— Records for this exercise —
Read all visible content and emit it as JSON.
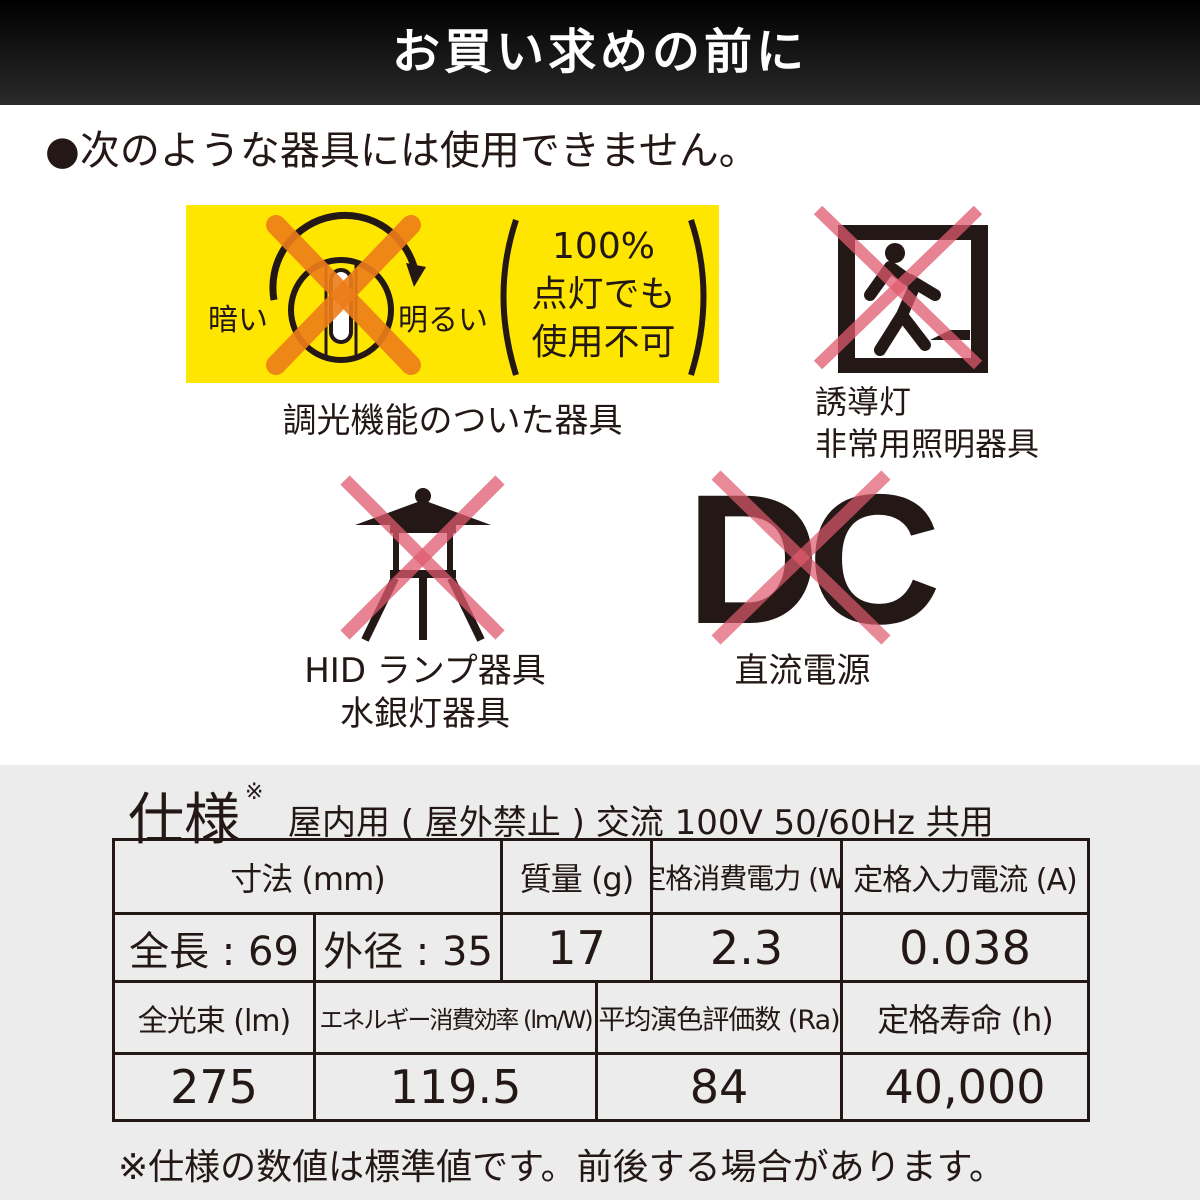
{
  "header": {
    "title": "お買い求めの前に"
  },
  "notice": "●次のような器具には使用できません。",
  "items": {
    "dimmer": {
      "dark": "暗い",
      "bright": "明るい",
      "note_line1": "100%",
      "note_line2": "点灯でも",
      "note_line3": "使用不可",
      "caption": "調光機能のついた器具"
    },
    "exit": {
      "caption_line1": "誘導灯",
      "caption_line2": "非常用照明器具"
    },
    "hid": {
      "caption_line1": "HID ランプ器具",
      "caption_line2": "水銀灯器具"
    },
    "dc": {
      "logo": "DC",
      "caption": "直流電源"
    }
  },
  "spec": {
    "title": "仕様",
    "mark": "※",
    "subtitle": "屋内用 ( 屋外禁止 ) 交流 100V 50/60Hz 共用",
    "headers1": [
      "寸法 (mm)",
      "質量 (g)",
      "定格消費電力 (W)",
      "定格入力電流 (A)"
    ],
    "values1": [
      "全長 : 69",
      "外径 : 35",
      "17",
      "2.3",
      "0.038"
    ],
    "headers2": [
      "全光束 (lm)",
      "エネルギー消費効率 (lm/W)",
      "平均演色評価数 (Ra)",
      "定格寿命 (h)"
    ],
    "values2": [
      "275",
      "119.5",
      "84",
      "40,000"
    ],
    "footnote": "※仕様の数値は標準値です。前後する場合があります。"
  },
  "colors": {
    "yellow": "#ffe600",
    "orange_x": "#ee7d1a",
    "red_x": "#e05a6e",
    "dark": "#231815"
  }
}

— Task to complete —
Leave out the pictures, and give all the records again exactly.

— Finished answer —
Read all visible content and emit it as JSON.
{
  "header": {
    "title": "お買い求めの前に"
  },
  "notice": "●次のような器具には使用できません。",
  "items": {
    "dimmer": {
      "dark": "暗い",
      "bright": "明るい",
      "note_line1": "100%",
      "note_line2": "点灯でも",
      "note_line3": "使用不可",
      "caption": "調光機能のついた器具"
    },
    "exit": {
      "caption_line1": "誘導灯",
      "caption_line2": "非常用照明器具"
    },
    "hid": {
      "caption_line1": "HID ランプ器具",
      "caption_line2": "水銀灯器具"
    },
    "dc": {
      "logo": "DC",
      "caption": "直流電源"
    }
  },
  "spec": {
    "title": "仕様",
    "mark": "※",
    "subtitle": "屋内用 ( 屋外禁止 ) 交流 100V 50/60Hz 共用",
    "headers1": [
      "寸法 (mm)",
      "質量 (g)",
      "定格消費電力 (W)",
      "定格入力電流 (A)"
    ],
    "values1": [
      "全長 : 69",
      "外径 : 35",
      "17",
      "2.3",
      "0.038"
    ],
    "headers2": [
      "全光束 (lm)",
      "エネルギー消費効率 (lm/W)",
      "平均演色評価数 (Ra)",
      "定格寿命 (h)"
    ],
    "values2": [
      "275",
      "119.5",
      "84",
      "40,000"
    ],
    "footnote": "※仕様の数値は標準値です。前後する場合があります。"
  },
  "colors": {
    "yellow": "#ffe600",
    "orange_x": "#ee7d1a",
    "red_x": "#e05a6e",
    "dark": "#231815"
  }
}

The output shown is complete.